* **What you should do**:
Below is the data. Give it again, complete and exact.

* **Dataset content**:
-- BEGIN --

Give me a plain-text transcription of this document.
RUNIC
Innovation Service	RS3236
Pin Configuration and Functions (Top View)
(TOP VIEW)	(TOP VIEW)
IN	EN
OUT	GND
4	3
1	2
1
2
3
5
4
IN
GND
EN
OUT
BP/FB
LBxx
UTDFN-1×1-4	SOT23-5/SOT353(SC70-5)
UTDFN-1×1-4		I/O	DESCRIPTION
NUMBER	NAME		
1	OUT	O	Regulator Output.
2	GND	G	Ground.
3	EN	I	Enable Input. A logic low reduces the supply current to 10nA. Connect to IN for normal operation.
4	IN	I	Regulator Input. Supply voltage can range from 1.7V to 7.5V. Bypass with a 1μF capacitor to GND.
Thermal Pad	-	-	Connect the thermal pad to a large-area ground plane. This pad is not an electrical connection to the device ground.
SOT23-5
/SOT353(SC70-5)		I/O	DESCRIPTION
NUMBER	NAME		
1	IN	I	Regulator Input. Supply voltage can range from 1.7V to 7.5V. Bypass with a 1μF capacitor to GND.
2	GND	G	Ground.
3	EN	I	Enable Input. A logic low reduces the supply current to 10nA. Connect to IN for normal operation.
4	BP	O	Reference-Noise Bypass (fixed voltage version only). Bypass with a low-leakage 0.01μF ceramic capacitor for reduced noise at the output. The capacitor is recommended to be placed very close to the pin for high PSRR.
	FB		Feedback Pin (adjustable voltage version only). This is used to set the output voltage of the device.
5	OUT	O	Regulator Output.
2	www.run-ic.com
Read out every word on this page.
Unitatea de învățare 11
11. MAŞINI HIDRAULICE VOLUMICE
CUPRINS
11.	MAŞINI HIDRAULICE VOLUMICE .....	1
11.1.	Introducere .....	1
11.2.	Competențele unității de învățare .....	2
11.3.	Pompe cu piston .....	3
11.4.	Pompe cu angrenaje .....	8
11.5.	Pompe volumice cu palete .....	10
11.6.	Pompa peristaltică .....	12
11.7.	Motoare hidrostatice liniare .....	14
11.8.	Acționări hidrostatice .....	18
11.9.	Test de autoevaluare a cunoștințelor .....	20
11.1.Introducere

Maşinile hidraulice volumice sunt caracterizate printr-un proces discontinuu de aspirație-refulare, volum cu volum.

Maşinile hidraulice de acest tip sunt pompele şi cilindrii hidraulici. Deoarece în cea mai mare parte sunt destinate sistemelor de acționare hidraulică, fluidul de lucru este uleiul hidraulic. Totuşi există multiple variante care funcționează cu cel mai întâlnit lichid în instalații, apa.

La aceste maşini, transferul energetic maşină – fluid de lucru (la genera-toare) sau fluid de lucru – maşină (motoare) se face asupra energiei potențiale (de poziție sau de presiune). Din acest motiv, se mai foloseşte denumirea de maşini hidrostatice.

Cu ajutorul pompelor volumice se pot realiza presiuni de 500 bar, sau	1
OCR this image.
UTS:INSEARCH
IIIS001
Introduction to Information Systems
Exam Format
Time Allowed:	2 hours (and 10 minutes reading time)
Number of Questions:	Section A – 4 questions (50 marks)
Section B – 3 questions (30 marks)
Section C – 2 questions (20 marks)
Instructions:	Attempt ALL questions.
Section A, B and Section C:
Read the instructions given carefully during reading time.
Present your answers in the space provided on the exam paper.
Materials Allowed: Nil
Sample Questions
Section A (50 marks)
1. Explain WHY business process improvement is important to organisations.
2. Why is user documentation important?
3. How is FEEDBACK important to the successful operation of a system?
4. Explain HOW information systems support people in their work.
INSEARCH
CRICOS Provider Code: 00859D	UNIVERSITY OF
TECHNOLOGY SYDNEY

-- END --

* **Exercise output**:
Give me a plain-text transcription of this document.
RUNIC
Innovation Service	RS3236
Pin Configuration and Functions (Top View)
(TOP VIEW)	(TOP VIEW)
IN	EN
OUT	GND
4	3
1	2
1
2
3
5
4
IN
GND
EN
OUT
BP/FB
LBxx
UTDFN-1×1-4	SOT23-5/SOT353(SC70-5)
UTDFN-1×1-4		I/O	DESCRIPTION
NUMBER	NAME		
1	OUT	O	Regulator Output.
2	GND	G	Ground.
3	EN	I	Enable Input. A logic low reduces the supply current to 10nA. Connect to IN for normal operation.
4	IN	I	Regulator Input. Supply voltage can range from 1.7V to 7.5V. Bypass with a 1μF capacitor to GND.
Thermal Pad	-	-	Connect the thermal pad to a large-area ground plane. This pad is not an electrical connection to the device ground.
SOT23-5
/SOT353(SC70-5)		I/O	DESCRIPTION
NUMBER	NAME		
1	IN	I	Regulator Input. Supply voltage can range from 1.7V to 7.5V. Bypass with a 1μF capacitor to GND.
2	GND	G	Ground.
3	EN	I	Enable Input. A logic low reduces the supply current to 10nA. Connect to IN for normal operation.
4	BP	O	Reference-Noise Bypass (fixed voltage version only). Bypass with a low-leakage 0.01μF ceramic capacitor for reduced noise at the output. The capacitor is recommended to be placed very close to the pin for high PSRR.
	FB		Feedback Pin (adjustable voltage version only). This is used to set the output voltage of the device.
5	OUT	O	Regulator Output.
2	www.run-ic.com
Read out every word on this page.
Unitatea de învățare 11
11. MAŞINI HIDRAULICE VOLUMICE
CUPRINS
11.	MAŞINI HIDRAULICE VOLUMICE .....	1
11.1.	Introducere .....	1
11.2.	Competențele unității de învățare .....	2
11.3.	Pompe cu piston .....	3
11.4.	Pompe cu angrenaje .....	8
11.5.	Pompe volumice cu palete .....	10
11.6.	Pompa peristaltică .....	12
11.7.	Motoare hidrostatice liniare .....	14
11.8.	Acționări hidrostatice .....	18
11.9.	Test de autoevaluare a cunoștințelor .....	20
11.1.Introducere

Maşinile hidraulice volumice sunt caracterizate printr-un proces discontinuu de aspirație-refulare, volum cu volum.

Maşinile hidraulice de acest tip sunt pompele şi cilindrii hidraulici. Deoarece în cea mai mare parte sunt destinate sistemelor de acționare hidraulică, fluidul de lucru este uleiul hidraulic. Totuşi există multiple variante care funcționează cu cel mai întâlnit lichid în instalații, apa.

La aceste maşini, transferul energetic maşină – fluid de lucru (la genera-toare) sau fluid de lucru – maşină (motoare) se face asupra energiei potențiale (de poziție sau de presiune). Din acest motiv, se mai foloseşte denumirea de maşini hidrostatice.

Cu ajutorul pompelor volumice se pot realiza presiuni de 500 bar, sau	1
OCR this image.
UTS:INSEARCH
IIIS001
Introduction to Information Systems
Exam Format
Time Allowed:	2 hours (and 10 minutes reading time)
Number of Questions:	Section A – 4 questions (50 marks)
Section B – 3 questions (30 marks)
Section C – 2 questions (20 marks)
Instructions:	Attempt ALL questions.
Section A, B and Section C:
Read the instructions given carefully during reading time.
Present your answers in the space provided on the exam paper.
Materials Allowed: Nil
Sample Questions
Section A (50 marks)
1. Explain WHY business process improvement is important to organisations.
2. Why is user documentation important?
3. How is FEEDBACK important to the successful operation of a system?
4. Explain HOW information systems support people in their work.
INSEARCH
CRICOS Provider Code: 00859D	UNIVERSITY OF
TECHNOLOGY SYDNEY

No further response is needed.